Por outro lado, obviamente os Estados Unidos e principalmente a Europa estão muito mais bem-posicionados na defesa da democracia e de liberdades individuais que nações autoritárias, como a China e a Rússia. E a primeira vem forte na corrida da IA.

“Estamos diante de uma escolha estratégica sobre o tipo de mundo em que viveremos”, escreveu Altman. Considerando o poder sem precedentes de influência e até de dominação cultural que a IA generativa cria, essa é uma preocupação legítima. “O ditador russo Vladimir Putin avisa que o país que vencer a corrida da IA ‘se tornará o governante do mundo’, e a China diz que pretende se tornar o líder global em IA até 2030”, completa.

Ele adverte que, se isso acontecer, empresas do mundo todos seriam obrigadas a compartilhar os dados de seus usuários, o que criaria formas de espionagem e recursos para armas cibernéticas sofisticadas. Novamente o temor é válido, mas, em alguma escala, isso já vem sendo feito com as big techs americanas.

O CEO da OpenAI elenca pontos que considera essenciais para se manter a liderança na inteligência artificial: segurança cibernética, infraestrutura física robusta, investimento substancial em capital humano, diplomacia comercial para a IA, e normas para o desenvolvimento seguro dessa tecnologia. É interessante notar que, nesse ponto, ele defende que se conceda mais protagonismo para países do sul global, tradicionalmente deixados para trás nas decisões econômicas e tecnológicas.

Mas isso implica em trazer a China para a mesa.

 

Dominação pela IA

Desde a Antiguidade, as nações mais avançadas dominam as outras. A Grécia, apesar de ter sido anexada ao Império Romano, influenciou fortemente a cultura do invasor, até em seus deuses! No século XIX, a Inglaterra difundiu suas ideias, seguida pela França. E desde o fim da 2ª Guerra Mundial, o Ocidente é fortemente influenciado pelos Estados Unidos.

O principal mecanismo da dominação cultural dos Estados Unidos é o cinema, a televisão e a música. Basta olhar ao redor e ver como nos vestimos, comemos e até nos comportamos.

A IA pode levar a dominação cultural a um patamar inédito, ao incorporarmos suas respostas diretamente e sem filtros a nossas ações. De uma tacada só, passamos a consumir e a disseminar conceitos e valores de outro país.

▶ Itens fornecidos:
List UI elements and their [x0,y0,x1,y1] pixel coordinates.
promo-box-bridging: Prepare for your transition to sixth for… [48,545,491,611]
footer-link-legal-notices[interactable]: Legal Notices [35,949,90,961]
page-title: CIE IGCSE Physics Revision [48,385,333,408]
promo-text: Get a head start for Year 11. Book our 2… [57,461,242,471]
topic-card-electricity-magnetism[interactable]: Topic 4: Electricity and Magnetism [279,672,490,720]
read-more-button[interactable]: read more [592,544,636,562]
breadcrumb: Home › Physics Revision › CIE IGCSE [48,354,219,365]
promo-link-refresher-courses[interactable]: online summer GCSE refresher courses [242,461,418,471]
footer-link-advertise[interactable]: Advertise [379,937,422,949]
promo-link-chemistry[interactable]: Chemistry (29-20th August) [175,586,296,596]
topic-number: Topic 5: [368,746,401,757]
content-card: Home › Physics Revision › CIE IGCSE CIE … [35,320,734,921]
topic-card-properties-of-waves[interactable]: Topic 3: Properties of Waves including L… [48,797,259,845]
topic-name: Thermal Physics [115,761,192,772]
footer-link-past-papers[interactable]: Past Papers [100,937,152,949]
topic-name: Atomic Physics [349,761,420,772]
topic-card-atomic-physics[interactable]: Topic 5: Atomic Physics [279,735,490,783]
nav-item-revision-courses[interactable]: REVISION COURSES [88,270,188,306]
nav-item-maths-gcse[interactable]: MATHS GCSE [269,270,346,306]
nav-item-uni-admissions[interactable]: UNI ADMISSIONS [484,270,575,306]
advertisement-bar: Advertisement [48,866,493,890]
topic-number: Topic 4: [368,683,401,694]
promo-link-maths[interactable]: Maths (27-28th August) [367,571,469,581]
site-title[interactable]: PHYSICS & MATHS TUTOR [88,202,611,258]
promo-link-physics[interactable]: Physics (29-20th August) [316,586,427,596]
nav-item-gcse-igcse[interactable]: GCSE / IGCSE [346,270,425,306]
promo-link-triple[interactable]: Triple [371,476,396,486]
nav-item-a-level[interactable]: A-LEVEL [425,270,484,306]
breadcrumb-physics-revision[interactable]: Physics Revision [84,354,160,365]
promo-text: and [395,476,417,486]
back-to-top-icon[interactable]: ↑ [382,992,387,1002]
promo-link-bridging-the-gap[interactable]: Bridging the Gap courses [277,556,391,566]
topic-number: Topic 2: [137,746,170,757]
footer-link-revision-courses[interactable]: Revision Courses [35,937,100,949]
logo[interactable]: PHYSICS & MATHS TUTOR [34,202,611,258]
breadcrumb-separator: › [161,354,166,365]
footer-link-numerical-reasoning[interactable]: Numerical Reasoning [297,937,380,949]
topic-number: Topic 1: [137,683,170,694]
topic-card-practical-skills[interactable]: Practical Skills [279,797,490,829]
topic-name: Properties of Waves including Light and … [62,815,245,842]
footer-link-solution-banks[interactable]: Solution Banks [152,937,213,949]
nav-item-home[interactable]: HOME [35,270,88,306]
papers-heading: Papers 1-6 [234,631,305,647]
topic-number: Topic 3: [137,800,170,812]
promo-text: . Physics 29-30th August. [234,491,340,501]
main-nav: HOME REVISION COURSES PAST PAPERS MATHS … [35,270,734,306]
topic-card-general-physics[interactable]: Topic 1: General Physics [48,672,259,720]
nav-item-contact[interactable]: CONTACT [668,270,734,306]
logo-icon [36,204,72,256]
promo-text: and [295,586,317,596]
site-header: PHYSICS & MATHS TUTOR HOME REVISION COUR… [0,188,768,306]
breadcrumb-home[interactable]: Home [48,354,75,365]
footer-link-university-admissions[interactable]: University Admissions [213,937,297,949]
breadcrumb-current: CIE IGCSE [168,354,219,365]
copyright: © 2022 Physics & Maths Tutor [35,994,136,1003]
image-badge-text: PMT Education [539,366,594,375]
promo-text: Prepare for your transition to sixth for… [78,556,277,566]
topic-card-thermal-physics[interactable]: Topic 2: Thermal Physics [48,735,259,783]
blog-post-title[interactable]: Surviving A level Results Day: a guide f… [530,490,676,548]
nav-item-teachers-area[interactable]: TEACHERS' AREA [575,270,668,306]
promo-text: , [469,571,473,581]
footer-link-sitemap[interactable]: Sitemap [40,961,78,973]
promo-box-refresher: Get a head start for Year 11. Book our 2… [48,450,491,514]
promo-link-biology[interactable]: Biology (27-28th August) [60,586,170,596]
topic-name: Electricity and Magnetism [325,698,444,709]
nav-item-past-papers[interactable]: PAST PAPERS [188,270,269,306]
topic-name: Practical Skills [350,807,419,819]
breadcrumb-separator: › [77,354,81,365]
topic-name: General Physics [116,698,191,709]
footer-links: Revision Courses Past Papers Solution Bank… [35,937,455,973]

▶ Tarefa A: Repita sem alterações a parte do trecho sobre a corrida da IA que começa nas palavras "O CEO da OpenAI" e termina depois de "para a mesa.".
▶ Tarefa B: Retome o trecho sobre a corrida da IA a partir do ponto em que ele termina e dê continuidade ao texto.
Os itens não têm nenhuma relação com esta atividade.

▶ Resposta esperada A:
O CEO da OpenAI elenca pontos que considera essenciais para se manter a liderança na inteligência artificial: segurança cibernética, infraestrutura física robusta, investimento substancial em capital humano, diplomacia comercial para a IA, e normas para o desenvolvimento seguro dessa tecnologia. É interessante notar que, nesse ponto, ele defende que se conceda mais protagonismo para países do sul global, tradicionalmente deixados para trás nas decisões econômicas e tecnológicas.

Mas isso implica em trazer a China para a mesa.

▶ Resposta esperada B:
A própria interface dessas plataformas favorece isso. Pela primeira vez na história, algo que não é humano consegue conversar consistente e convincentemente, como se fosse outra pessoa. Isso favorece a antropomorfização da IA, ou seja, passamos a atribuir características humanas a uma máquina, e assim absorvemos o que ela nos dá de maneira ainda mais direta, sem questionamentos.

De uma forma bastante ampla e talvez nociva, a IA pode nos aproximar da “aldeia global” do filósofo canadense Marshall McLuhan, que propôs em 1962 o fim de fronteiras geográficas e culturais. Ele acreditava que isso aconteceria pela influência dos meios de comunicação, o que aconteceu apenas timidamente. Agora, com a IA, isso pode finalmente acontecer, com o que tem de bom e de ruim.

Altman sabe disso! Seu artigo defende abertamente que os Estados Unidos liderem uma coalização internacional para manter sua hegemonia contra a ascensão de valores de nações autoritárias, graças à IA.

Para aqueles, como nós, que estão muito mais em posição de dominados que de dominadores, esse alerta serve para entendermos como a nova ordem mundial será construída nos próximos anos.

Qualquer que seja o vencedor dessa corrida, é preciso que existam leis em todos os países que exijam responsabilização no uso e desenvolvimento da inteligência artificial, seja pelas empresas, pelos governos e pelos usuários. Não podemos repetir o erro cometido com as redes sociais, que racharam a sociedade ao meio por não se sentirem responsáveis pelo que acontece em suas páginas.

Quanto a nós, resta investirmos pesadamente em letramento digital das pessoas, para que elas possam aproveitar consciente e criativamente os recursos dessa incrível tecnologia, tentando evitar tal dominação cultural. E essa não é uma tarefa fácil!